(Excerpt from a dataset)
· · · · · · ·

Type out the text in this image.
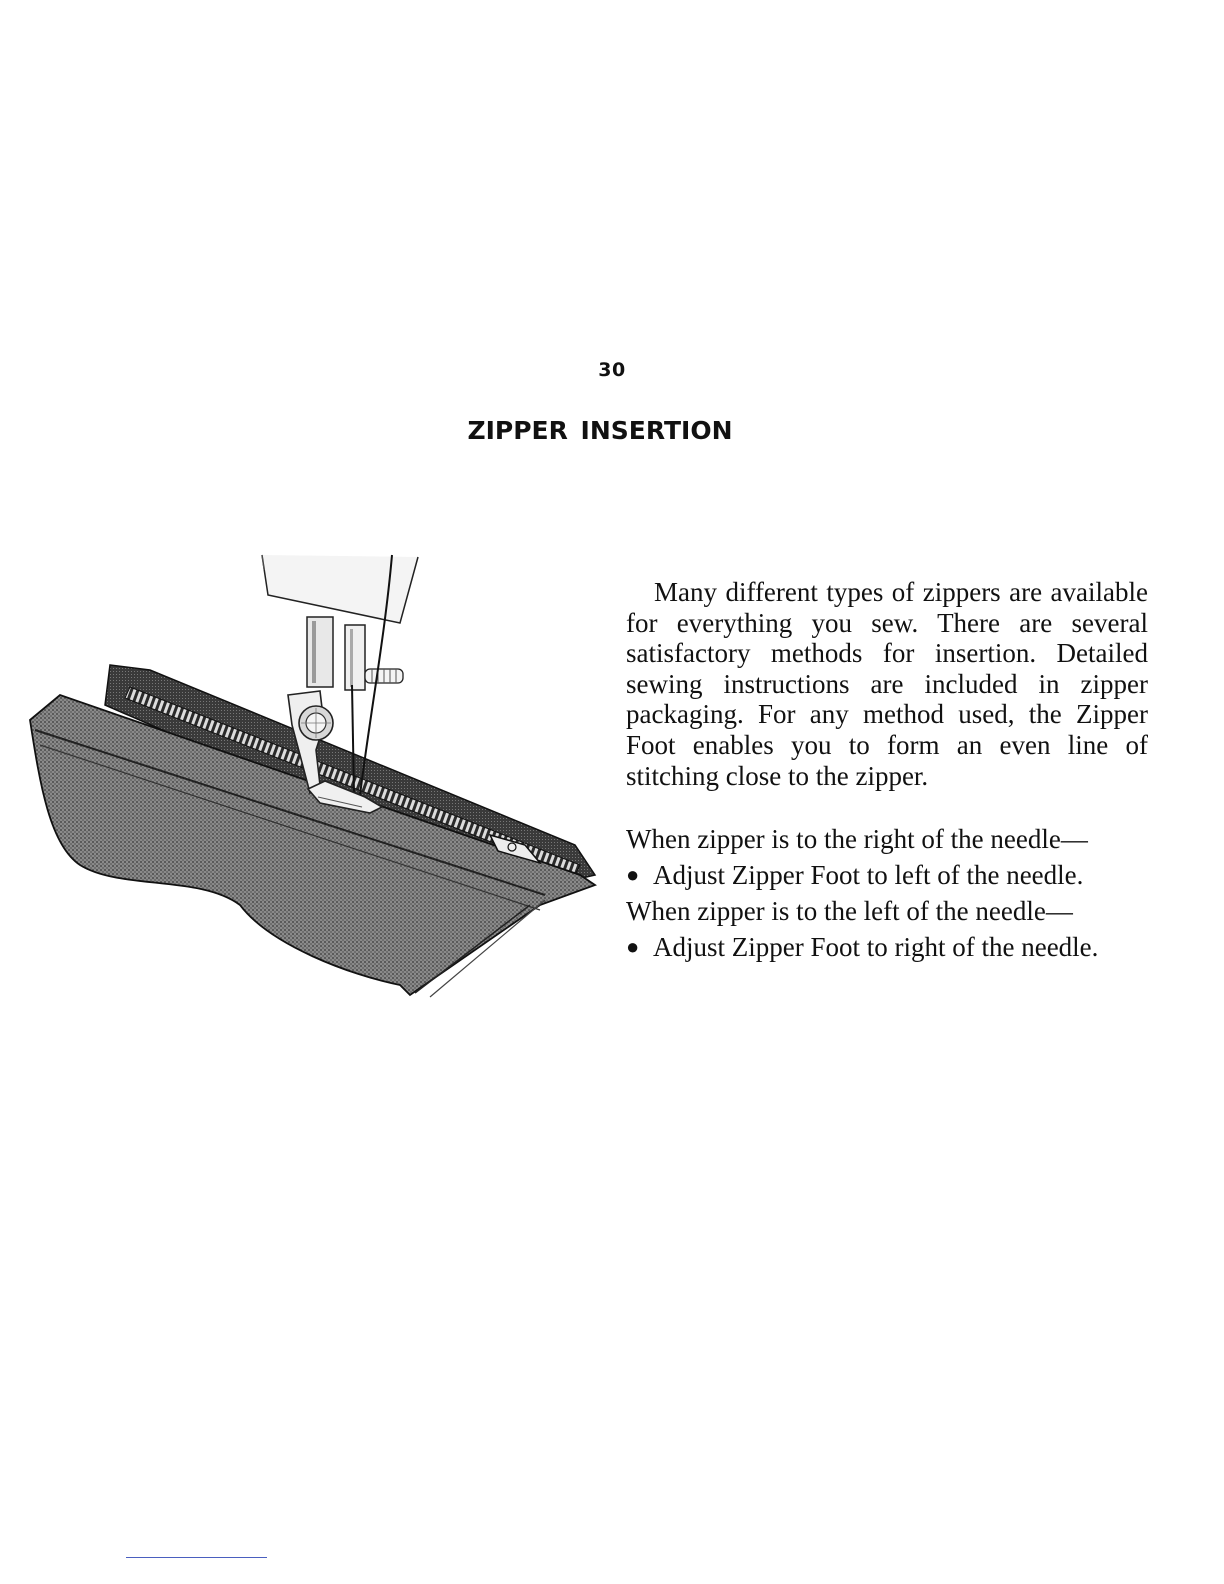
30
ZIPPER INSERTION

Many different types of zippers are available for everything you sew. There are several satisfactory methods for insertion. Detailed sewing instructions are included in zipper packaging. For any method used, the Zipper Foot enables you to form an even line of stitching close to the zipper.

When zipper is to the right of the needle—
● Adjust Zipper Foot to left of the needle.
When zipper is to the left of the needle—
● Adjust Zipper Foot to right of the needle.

· · · · · · ·

# Requirements
Transcribe each entry above exactly, apart from the pictures.

# Response to the exercise
Type out the text in this image.
30
ZIPPER INSERTION

Many different types of zippers are available for everything you sew. There are several satisfactory methods for insertion. Detailed sewing instructions are included in zipper packaging. For any method used, the Zipper Foot enables you to form an even line of stitching close to the zipper.

When zipper is to the right of the needle—
● Adjust Zipper Foot to left of the needle.
When zipper is to the left of the needle—
● Adjust Zipper Foot to right of the needle.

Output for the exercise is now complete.